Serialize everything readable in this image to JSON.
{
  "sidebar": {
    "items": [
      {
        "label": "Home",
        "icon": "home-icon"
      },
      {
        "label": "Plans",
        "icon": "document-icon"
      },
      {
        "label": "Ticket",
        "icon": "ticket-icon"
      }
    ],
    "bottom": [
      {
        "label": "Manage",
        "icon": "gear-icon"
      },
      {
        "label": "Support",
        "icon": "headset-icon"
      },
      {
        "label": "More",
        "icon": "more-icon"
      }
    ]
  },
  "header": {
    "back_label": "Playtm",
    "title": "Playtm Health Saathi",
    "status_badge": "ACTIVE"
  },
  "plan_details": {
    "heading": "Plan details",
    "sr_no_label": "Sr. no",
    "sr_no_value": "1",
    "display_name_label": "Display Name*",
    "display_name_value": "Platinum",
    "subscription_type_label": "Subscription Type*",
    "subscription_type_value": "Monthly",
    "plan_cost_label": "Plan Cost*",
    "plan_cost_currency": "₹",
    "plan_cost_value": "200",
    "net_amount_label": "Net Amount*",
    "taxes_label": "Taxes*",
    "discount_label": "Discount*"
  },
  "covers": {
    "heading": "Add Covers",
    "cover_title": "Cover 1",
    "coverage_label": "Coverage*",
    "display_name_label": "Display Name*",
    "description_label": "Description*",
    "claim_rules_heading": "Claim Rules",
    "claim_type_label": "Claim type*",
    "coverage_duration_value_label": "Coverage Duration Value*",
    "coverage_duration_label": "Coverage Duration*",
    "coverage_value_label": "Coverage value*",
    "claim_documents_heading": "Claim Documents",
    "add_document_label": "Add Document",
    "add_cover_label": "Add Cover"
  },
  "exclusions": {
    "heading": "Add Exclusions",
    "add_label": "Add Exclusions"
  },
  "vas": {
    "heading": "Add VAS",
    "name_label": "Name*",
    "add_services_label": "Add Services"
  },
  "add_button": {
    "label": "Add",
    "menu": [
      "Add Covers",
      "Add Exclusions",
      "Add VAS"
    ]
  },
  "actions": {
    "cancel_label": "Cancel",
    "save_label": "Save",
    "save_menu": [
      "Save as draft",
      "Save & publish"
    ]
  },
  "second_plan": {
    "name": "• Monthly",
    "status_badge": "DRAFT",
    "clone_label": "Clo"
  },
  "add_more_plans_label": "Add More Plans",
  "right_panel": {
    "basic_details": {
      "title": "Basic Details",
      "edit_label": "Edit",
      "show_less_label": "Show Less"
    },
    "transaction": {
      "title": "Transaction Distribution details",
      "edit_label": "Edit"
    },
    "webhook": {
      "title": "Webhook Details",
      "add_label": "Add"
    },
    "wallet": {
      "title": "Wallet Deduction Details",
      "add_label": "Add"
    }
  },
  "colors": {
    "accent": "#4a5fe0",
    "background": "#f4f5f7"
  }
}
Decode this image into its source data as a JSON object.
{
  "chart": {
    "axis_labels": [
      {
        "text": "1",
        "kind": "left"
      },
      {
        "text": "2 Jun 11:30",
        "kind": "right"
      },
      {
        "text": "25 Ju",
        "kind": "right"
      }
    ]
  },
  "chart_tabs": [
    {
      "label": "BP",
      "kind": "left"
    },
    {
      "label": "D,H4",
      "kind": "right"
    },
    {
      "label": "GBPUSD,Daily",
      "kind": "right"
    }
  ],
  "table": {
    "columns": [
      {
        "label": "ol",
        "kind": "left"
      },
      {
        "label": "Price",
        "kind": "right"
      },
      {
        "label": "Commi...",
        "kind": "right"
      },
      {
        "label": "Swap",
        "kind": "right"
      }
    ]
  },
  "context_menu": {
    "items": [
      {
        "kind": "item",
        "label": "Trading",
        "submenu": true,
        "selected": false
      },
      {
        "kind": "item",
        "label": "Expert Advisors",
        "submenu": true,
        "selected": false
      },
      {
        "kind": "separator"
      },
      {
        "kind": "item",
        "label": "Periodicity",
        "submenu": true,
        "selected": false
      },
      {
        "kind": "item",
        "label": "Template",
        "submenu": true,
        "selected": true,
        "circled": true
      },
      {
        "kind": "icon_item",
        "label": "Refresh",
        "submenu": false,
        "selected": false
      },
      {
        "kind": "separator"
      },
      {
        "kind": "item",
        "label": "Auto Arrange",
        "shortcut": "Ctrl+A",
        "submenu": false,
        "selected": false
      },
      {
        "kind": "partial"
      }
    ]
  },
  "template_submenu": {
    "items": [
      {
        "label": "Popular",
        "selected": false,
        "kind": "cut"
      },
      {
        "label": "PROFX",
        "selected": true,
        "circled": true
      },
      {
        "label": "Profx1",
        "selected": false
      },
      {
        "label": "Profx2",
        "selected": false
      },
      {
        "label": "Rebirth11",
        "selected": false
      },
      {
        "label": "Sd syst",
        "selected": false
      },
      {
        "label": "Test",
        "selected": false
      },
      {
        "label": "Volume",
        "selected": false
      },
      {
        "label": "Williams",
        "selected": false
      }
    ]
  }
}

——————

Repeat the material from above exactly, word for word.

Serialize everything readable in this image to JSON.
{
  "sidebar": {
    "items": [
      {
        "label": "Home",
        "icon": "home-icon"
      },
      {
        "label": "Plans",
        "icon": "document-icon"
      },
      {
        "label": "Ticket",
        "icon": "ticket-icon"
      }
    ],
    "bottom": [
      {
        "label": "Manage",
        "icon": "gear-icon"
      },
      {
        "label": "Support",
        "icon": "headset-icon"
      },
      {
        "label": "More",
        "icon": "more-icon"
      }
    ]
  },
  "header": {
    "back_label": "Playtm",
    "title": "Playtm Health Saathi",
    "status_badge": "ACTIVE"
  },
  "plan_details": {
    "heading": "Plan details",
    "sr_no_label": "Sr. no",
    "sr_no_value": "1",
    "display_name_label": "Display Name*",
    "display_name_value": "Platinum",
    "subscription_type_label": "Subscription Type*",
    "subscription_type_value": "Monthly",
    "plan_cost_label": "Plan Cost*",
    "plan_cost_currency": "₹",
    "plan_cost_value": "200",
    "net_amount_label": "Net Amount*",
    "taxes_label": "Taxes*",
    "discount_label": "Discount*"
  },
  "covers": {
    "heading": "Add Covers",
    "cover_title": "Cover 1",
    "coverage_label": "Coverage*",
    "display_name_label": "Display Name*",
    "description_label": "Description*",
    "claim_rules_heading": "Claim Rules",
    "claim_type_label": "Claim type*",
    "coverage_duration_value_label": "Coverage Duration Value*",
    "coverage_duration_label": "Coverage Duration*",
    "coverage_value_label": "Coverage value*",
    "claim_documents_heading": "Claim Documents",
    "add_document_label": "Add Document",
    "add_cover_label": "Add Cover"
  },
  "exclusions": {
    "heading": "Add Exclusions",
    "add_label": "Add Exclusions"
  },
  "vas": {
    "heading": "Add VAS",
    "name_label": "Name*",
    "add_services_label": "Add Services"
  },
  "add_button": {
    "label": "Add",
    "menu": [
      "Add Covers",
      "Add Exclusions",
      "Add VAS"
    ]
  },
  "actions": {
    "cancel_label": "Cancel",
    "save_label": "Save",
    "save_menu": [
      "Save as draft",
      "Save & publish"
    ]
  },
  "second_plan": {
    "name": "• Monthly",
    "status_badge": "DRAFT",
    "clone_label": "Clo"
  },
  "add_more_plans_label": "Add More Plans",
  "right_panel": {
    "basic_details": {
      "title": "Basic Details",
      "edit_label": "Edit",
      "show_less_label": "Show Less"
    },
    "transaction": {
      "title": "Transaction Distribution details",
      "edit_label": "Edit"
    },
    "webhook": {
      "title": "Webhook Details",
      "add_label": "Add"
    },
    "wallet": {
      "title": "Wallet Deduction Details",
      "add_label": "Add"
    }
  },
  "colors": {
    "accent": "#4a5fe0",
    "background": "#f4f5f7"
  }
}
Decode this image into its source data as a JSON object.
{
  "chart": {
    "axis_labels": [
      {
        "text": "1",
        "kind": "left"
      },
      {
        "text": "2 Jun 11:30",
        "kind": "right"
      },
      {
        "text": "25 Ju",
        "kind": "right"
      }
    ]
  },
  "chart_tabs": [
    {
      "label": "BP",
      "kind": "left"
    },
    {
      "label": "D,H4",
      "kind": "right"
    },
    {
      "label": "GBPUSD,Daily",
      "kind": "right"
    }
  ],
  "table": {
    "columns": [
      {
        "label": "ol",
        "kind": "left"
      },
      {
        "label": "Price",
        "kind": "right"
      },
      {
        "label": "Commi...",
        "kind": "right"
      },
      {
        "label": "Swap",
        "kind": "right"
      }
    ]
  },
  "context_menu": {
    "items": [
      {
        "kind": "item",
        "label": "Trading",
        "submenu": true,
        "selected": false
      },
      {
        "kind": "item",
        "label": "Expert Advisors",
        "submenu": true,
        "selected": false
      },
      {
        "kind": "separator"
      },
      {
        "kind": "item",
        "label": "Periodicity",
        "submenu": true,
        "selected": false
      },
      {
        "kind": "item",
        "label": "Template",
        "submenu": true,
        "selected": true,
        "circled": true
      },
      {
        "kind": "icon_item",
        "label": "Refresh",
        "submenu": false,
        "selected": false
      },
      {
        "kind": "separator"
      },
      {
        "kind": "item",
        "label": "Auto Arrange",
        "shortcut": "Ctrl+A",
        "submenu": false,
        "selected": false
      },
      {
        "kind": "partial"
      }
    ]
  },
  "template_submenu": {
    "items": [
      {
        "label": "Popular",
        "selected": false,
        "kind": "cut"
      },
      {
        "label": "PROFX",
        "selected": true,
        "circled": true
      },
      {
        "label": "Profx1",
        "selected": false
      },
      {
        "label": "Profx2",
        "selected": false
      },
      {
        "label": "Rebirth11",
        "selected": false
      },
      {
        "label": "Sd syst",
        "selected": false
      },
      {
        "label": "Test",
        "selected": false
      },
      {
        "label": "Volume",
        "selected": false
      },
      {
        "label": "Williams",
        "selected": false
      }
    ]
  }
}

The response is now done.